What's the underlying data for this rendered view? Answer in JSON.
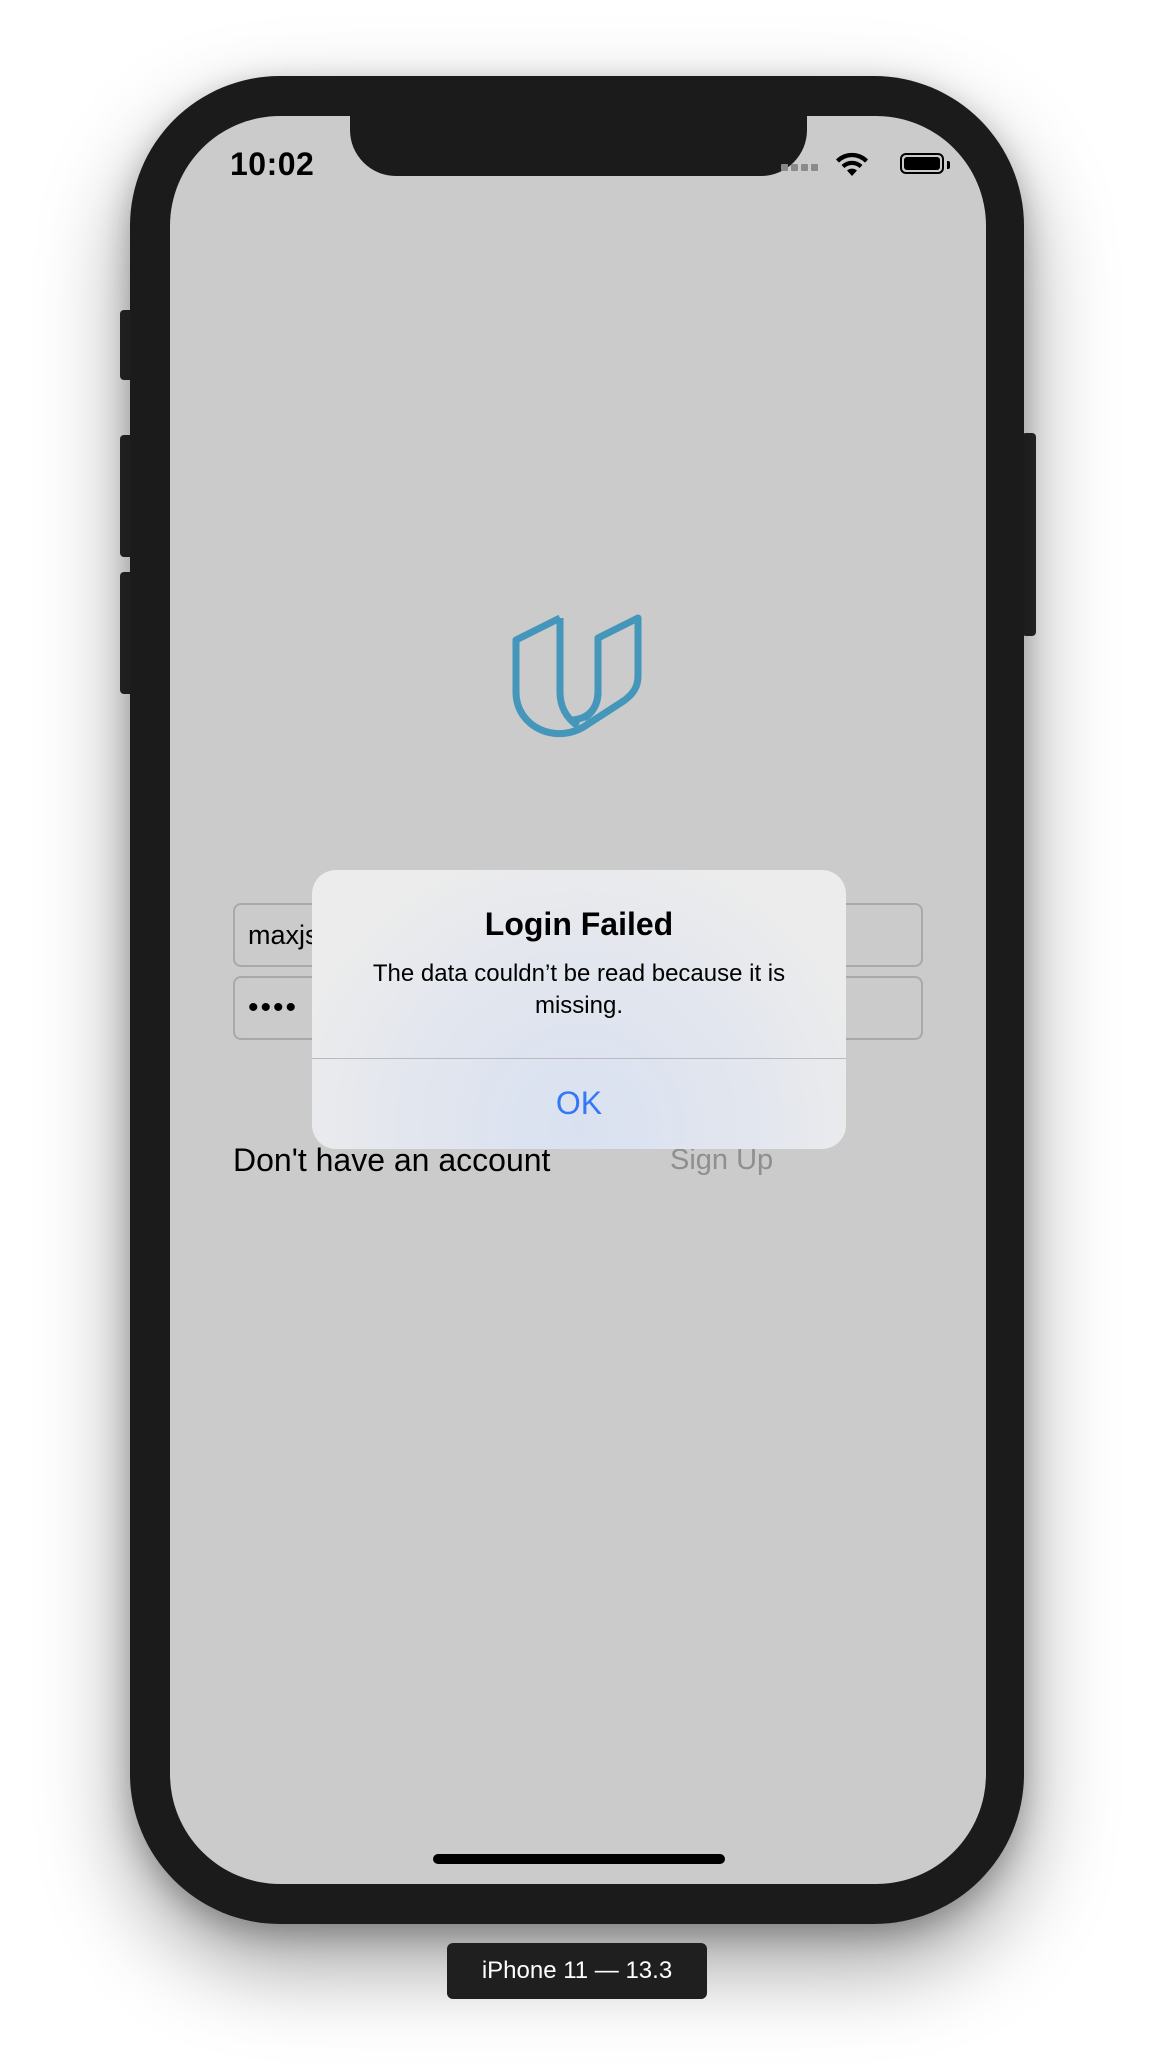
{
  "status_bar": {
    "time": "10:02"
  },
  "login": {
    "email_value": "maxjs",
    "password_value": "••••",
    "no_account_label": "Don't have an account",
    "signup_label": "Sign Up"
  },
  "alert": {
    "title": "Login Failed",
    "message": "The data couldn’t be read because it is missing.",
    "ok_label": "OK"
  },
  "device_label": "iPhone 11 — 13.3",
  "colors": {
    "screen_background": "#cbcbcb",
    "logo": "#4596bb",
    "alert_button": "#3478f6",
    "signup_text": "#8f8f8f"
  },
  "icons": {
    "logo": "udacity-logo-icon",
    "wifi": "wifi-icon",
    "battery": "battery-icon",
    "signal": "cellular-signal-icon"
  }
}
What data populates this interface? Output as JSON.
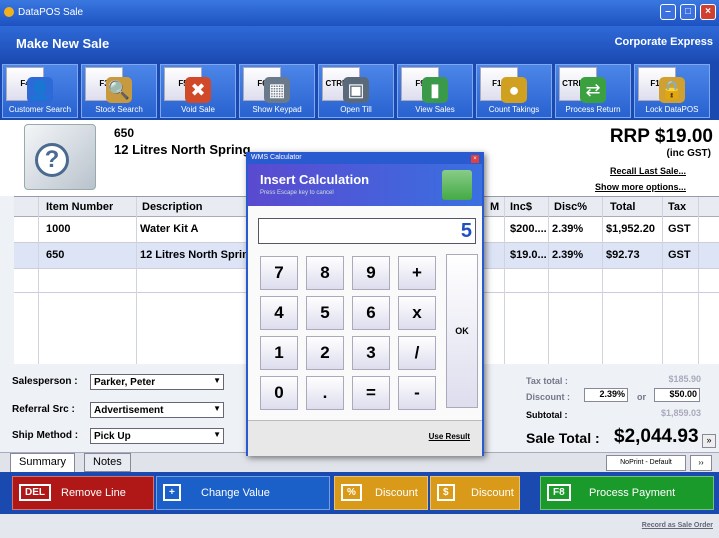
{
  "window": {
    "title": "DataPOS Sale"
  },
  "header": {
    "title": "Make New Sale",
    "company": "Corporate Express"
  },
  "toolbar": [
    {
      "key": "F4",
      "label": "Customer Search",
      "icon": "customer-icon",
      "color": "#2c6ad8",
      "glyph": "👤"
    },
    {
      "key": "F3",
      "label": "Stock Search",
      "icon": "stock-search-icon",
      "color": "#c89a40",
      "glyph": "🔍"
    },
    {
      "key": "F5",
      "label": "Void Sale",
      "icon": "void-icon",
      "color": "#d04a2a",
      "glyph": "✖"
    },
    {
      "key": "F6",
      "label": "Show Keypad",
      "icon": "keypad-icon",
      "color": "#6a7a8a",
      "glyph": "▦"
    },
    {
      "key": "CTRL+T",
      "label": "Open Till",
      "icon": "till-icon",
      "color": "#5a6a7a",
      "glyph": "▣"
    },
    {
      "key": "F9",
      "label": "View Sales",
      "icon": "chart-icon",
      "color": "#3a9a4a",
      "glyph": "▮"
    },
    {
      "key": "F10",
      "label": "Count Takings",
      "icon": "coin-icon",
      "color": "#d0a020",
      "glyph": "●"
    },
    {
      "key": "CTRL+R",
      "label": "Process Return",
      "icon": "return-icon",
      "color": "#3aa040",
      "glyph": "⇄"
    },
    {
      "key": "F11",
      "label": "Lock DataPOS",
      "icon": "lock-icon",
      "color": "#d0a030",
      "glyph": "🔒"
    }
  ],
  "product": {
    "number": "650",
    "name": "12 Litres North Spring",
    "rrp": "RRP $19.00",
    "inc": "(inc GST)",
    "recall": "Recall Last Sale...",
    "more": "Show more options..."
  },
  "grid": {
    "columns": [
      "Item Number",
      "Description",
      "M",
      "Inc$",
      "Disc%",
      "Total",
      "Tax"
    ],
    "rows": [
      {
        "item": "1000",
        "desc": "Water Kit A",
        "inc": "$200....",
        "disc": "2.39%",
        "total": "$1,952.20",
        "tax": "GST"
      },
      {
        "item": "650",
        "desc": "12 Litres North Spring",
        "inc": "$19.0...",
        "disc": "2.39%",
        "total": "$92.73",
        "tax": "GST"
      }
    ]
  },
  "form": {
    "salesperson_label": "Salesperson :",
    "salesperson": "Parker, Peter",
    "referral_label": "Referral Src :",
    "referral": "Advertisement",
    "ship_label": "Ship Method :",
    "ship": "Pick Up"
  },
  "totals": {
    "tax_label": "Tax total :",
    "tax": "$185.90",
    "discount_label": "Discount :",
    "discount_pct": "2.39%",
    "or": "or",
    "discount_amt": "$50.00",
    "subtotal_label": "Subtotal :",
    "subtotal": "$1,859.03",
    "sale_label": "Sale Total :",
    "sale": "$2,044.93"
  },
  "tabs": {
    "summary": "Summary",
    "notes": "Notes",
    "print": "NoPrint - Default"
  },
  "actions": {
    "del_key": "DEL",
    "del": "Remove Line",
    "change": "Change Value",
    "pct_key": "%",
    "pct": "Discount",
    "dollar_key": "$",
    "dollar": "Discount",
    "f8": "F8",
    "pay": "Process Payment"
  },
  "footer": {
    "record": "Record as Sale Order"
  },
  "calc": {
    "title": "WMS Calculator",
    "heading": "Insert Calculation",
    "hint": "Press Escape key to cancel",
    "display": "5",
    "keys": [
      "7",
      "8",
      "9",
      "+",
      "4",
      "5",
      "6",
      "x",
      "1",
      "2",
      "3",
      "/",
      "0",
      ".",
      "=",
      "-"
    ],
    "ok": "OK",
    "use": "Use Result"
  }
}
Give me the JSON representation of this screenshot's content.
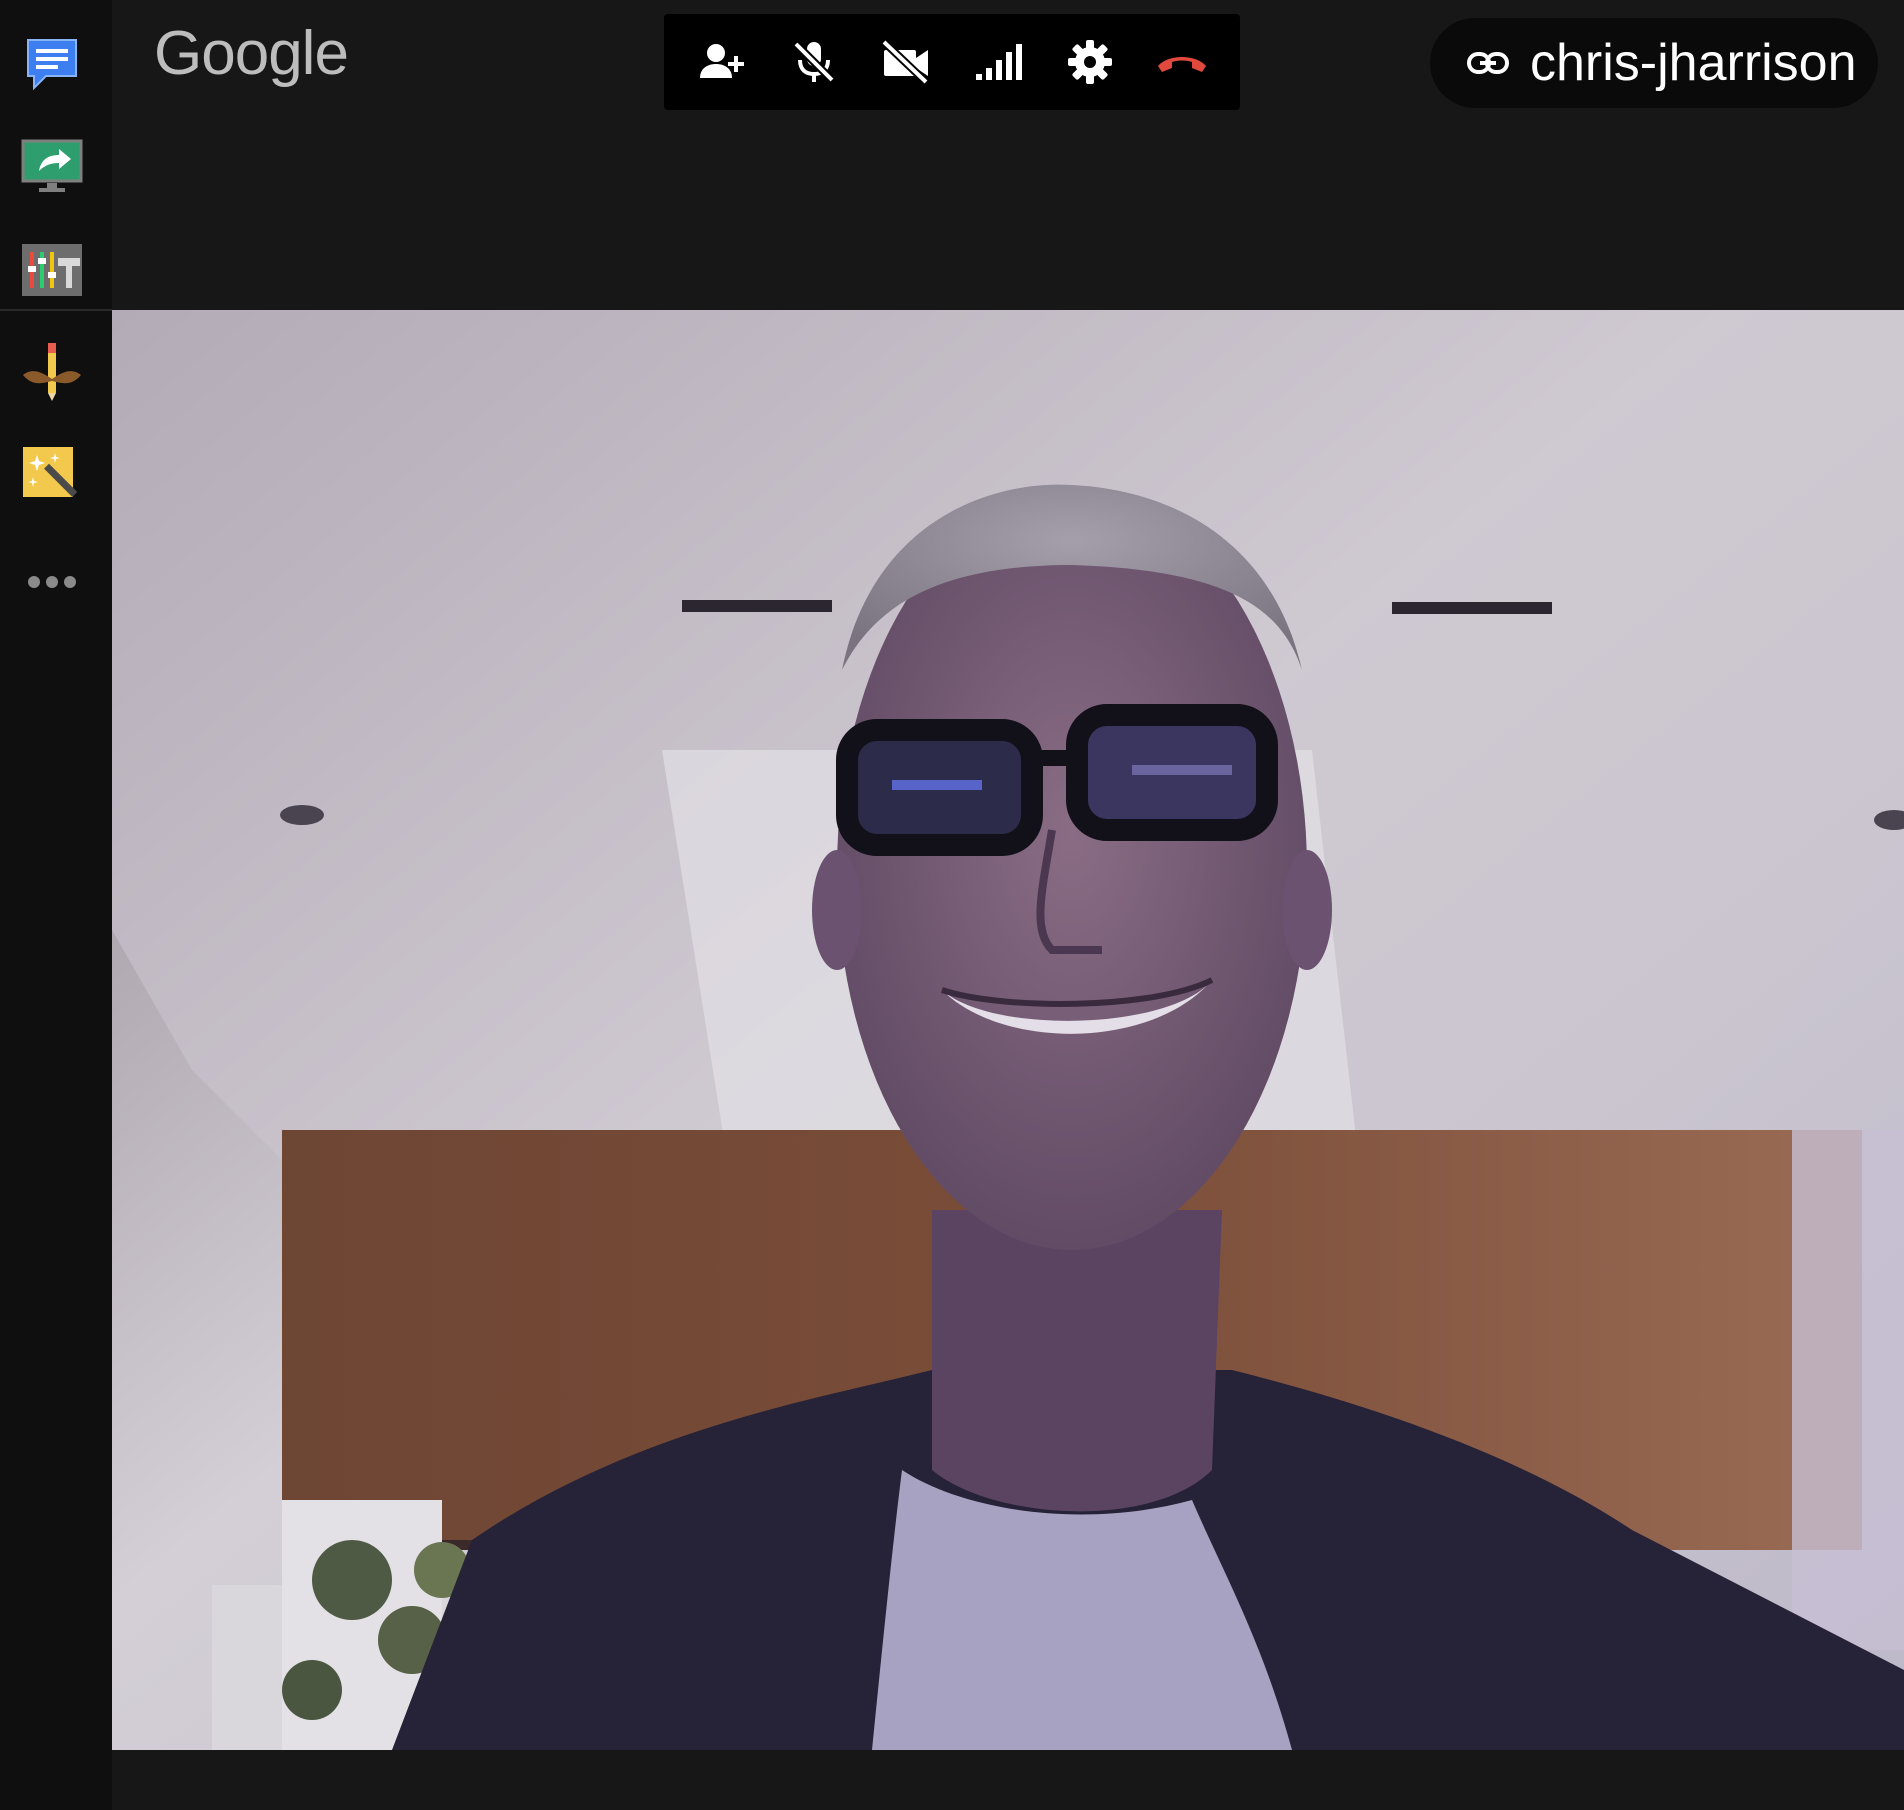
{
  "window": {
    "brand": "Google"
  },
  "sidebar": {
    "tools": [
      {
        "icon": "chat-icon"
      },
      {
        "icon": "present-screen-icon"
      },
      {
        "icon": "equalizer-settings-icon"
      },
      {
        "icon": "mustache-pencil-icon"
      },
      {
        "icon": "magic-wand-effects-icon"
      },
      {
        "icon": "more-horizontal-icon"
      }
    ]
  },
  "controls": [
    {
      "icon": "add-person-icon"
    },
    {
      "icon": "mic-off-icon"
    },
    {
      "icon": "camera-off-icon"
    },
    {
      "icon": "signal-strength-icon"
    },
    {
      "icon": "settings-gear-icon"
    },
    {
      "icon": "hang-up-icon",
      "color": "#e0493c"
    }
  ],
  "meeting": {
    "link_icon": "link-icon",
    "name": "chris-jharrison"
  },
  "video": {
    "subject": "participant camera feed"
  },
  "colors": {
    "background": "#171717",
    "sidebar": "#0f0f0f",
    "control_bar": "#000000",
    "hangup": "#e0493c",
    "chat_blue": "#3d7ef0",
    "present_green": "#2f9e6e",
    "effects_yellow": "#f2c94c"
  }
}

*****

*Problem details*. Copy the records word for word, leaving no picture in the copy.

*The response*.
What's the underlying data for this rendered view? Answer in JSON.
{
  "status_bar": {
    "time": "10:02"
  },
  "login": {
    "email_value": "maxjs",
    "password_value": "••••",
    "no_account_label": "Don't have an account",
    "signup_label": "Sign Up"
  },
  "alert": {
    "title": "Login Failed",
    "message": "The data couldn’t be read because it is missing.",
    "ok_label": "OK"
  },
  "device_label": "iPhone 11 — 13.3",
  "colors": {
    "screen_background": "#cbcbcb",
    "logo": "#4596bb",
    "alert_button": "#3478f6",
    "signup_text": "#8f8f8f"
  },
  "icons": {
    "logo": "udacity-logo-icon",
    "wifi": "wifi-icon",
    "battery": "battery-icon",
    "signal": "cellular-signal-icon"
  }
}
What data populates this interface? Output as JSON.
{
  "window": {
    "title": "DataPOS Sale"
  },
  "header": {
    "title": "Make New Sale",
    "company": "Corporate Express"
  },
  "toolbar": [
    {
      "key": "F4",
      "label": "Customer Search",
      "icon": "customer-icon",
      "color": "#2c6ad8",
      "glyph": "👤"
    },
    {
      "key": "F3",
      "label": "Stock Search",
      "icon": "stock-search-icon",
      "color": "#c89a40",
      "glyph": "🔍"
    },
    {
      "key": "F5",
      "label": "Void Sale",
      "icon": "void-icon",
      "color": "#d04a2a",
      "glyph": "✖"
    },
    {
      "key": "F6",
      "label": "Show Keypad",
      "icon": "keypad-icon",
      "color": "#6a7a8a",
      "glyph": "▦"
    },
    {
      "key": "CTRL+T",
      "label": "Open Till",
      "icon": "till-icon",
      "color": "#5a6a7a",
      "glyph": "▣"
    },
    {
      "key": "F9",
      "label": "View Sales",
      "icon": "chart-icon",
      "color": "#3a9a4a",
      "glyph": "▮"
    },
    {
      "key": "F10",
      "label": "Count Takings",
      "icon": "coin-icon",
      "color": "#d0a020",
      "glyph": "●"
    },
    {
      "key": "CTRL+R",
      "label": "Process Return",
      "icon": "return-icon",
      "color": "#3aa040",
      "glyph": "⇄"
    },
    {
      "key": "F11",
      "label": "Lock DataPOS",
      "icon": "lock-icon",
      "color": "#d0a030",
      "glyph": "🔒"
    }
  ],
  "product": {
    "number": "650",
    "name": "12 Litres North Spring",
    "rrp": "RRP $19.00",
    "inc": "(inc GST)",
    "recall": "Recall Last Sale...",
    "more": "Show more options..."
  },
  "grid": {
    "columns": [
      "Item Number",
      "Description",
      "M",
      "Inc$",
      "Disc%",
      "Total",
      "Tax"
    ],
    "rows": [
      {
        "item": "1000",
        "desc": "Water Kit A",
        "inc": "$200....",
        "disc": "2.39%",
        "total": "$1,952.20",
        "tax": "GST"
      },
      {
        "item": "650",
        "desc": "12 Litres North Spring",
        "inc": "$19.0...",
        "disc": "2.39%",
        "total": "$92.73",
        "tax": "GST"
      }
    ]
  },
  "form": {
    "salesperson_label": "Salesperson :",
    "salesperson": "Parker, Peter",
    "referral_label": "Referral Src :",
    "referral": "Advertisement",
    "ship_label": "Ship Method :",
    "ship": "Pick Up"
  },
  "totals": {
    "tax_label": "Tax total :",
    "tax": "$185.90",
    "discount_label": "Discount :",
    "discount_pct": "2.39%",
    "or": "or",
    "discount_amt": "$50.00",
    "subtotal_label": "Subtotal :",
    "subtotal": "$1,859.03",
    "sale_label": "Sale Total :",
    "sale": "$2,044.93"
  },
  "tabs": {
    "summary": "Summary",
    "notes": "Notes",
    "print": "NoPrint - Default"
  },
  "actions": {
    "del_key": "DEL",
    "del": "Remove Line",
    "change": "Change Value",
    "pct_key": "%",
    "pct": "Discount",
    "dollar_key": "$",
    "dollar": "Discount",
    "f8": "F8",
    "pay": "Process Payment"
  },
  "footer": {
    "record": "Record as Sale Order"
  },
  "calc": {
    "title": "WMS Calculator",
    "heading": "Insert Calculation",
    "hint": "Press Escape key to cancel",
    "display": "5",
    "keys": [
      "7",
      "8",
      "9",
      "+",
      "4",
      "5",
      "6",
      "x",
      "1",
      "2",
      "3",
      "/",
      "0",
      ".",
      "=",
      "-"
    ],
    "ok": "OK",
    "use": "Use Result"
  }
}
Give me the JSON representation of this screenshot's content.
{
  "window": {
    "brand": "Google"
  },
  "sidebar": {
    "tools": [
      {
        "icon": "chat-icon"
      },
      {
        "icon": "present-screen-icon"
      },
      {
        "icon": "equalizer-settings-icon"
      },
      {
        "icon": "mustache-pencil-icon"
      },
      {
        "icon": "magic-wand-effects-icon"
      },
      {
        "icon": "more-horizontal-icon"
      }
    ]
  },
  "controls": [
    {
      "icon": "add-person-icon"
    },
    {
      "icon": "mic-off-icon"
    },
    {
      "icon": "camera-off-icon"
    },
    {
      "icon": "signal-strength-icon"
    },
    {
      "icon": "settings-gear-icon"
    },
    {
      "icon": "hang-up-icon",
      "color": "#e0493c"
    }
  ],
  "meeting": {
    "link_icon": "link-icon",
    "name": "chris-jharrison"
  },
  "video": {
    "subject": "participant camera feed"
  },
  "colors": {
    "background": "#171717",
    "sidebar": "#0f0f0f",
    "control_bar": "#000000",
    "hangup": "#e0493c",
    "chat_blue": "#3d7ef0",
    "present_green": "#2f9e6e",
    "effects_yellow": "#f2c94c"
  }
}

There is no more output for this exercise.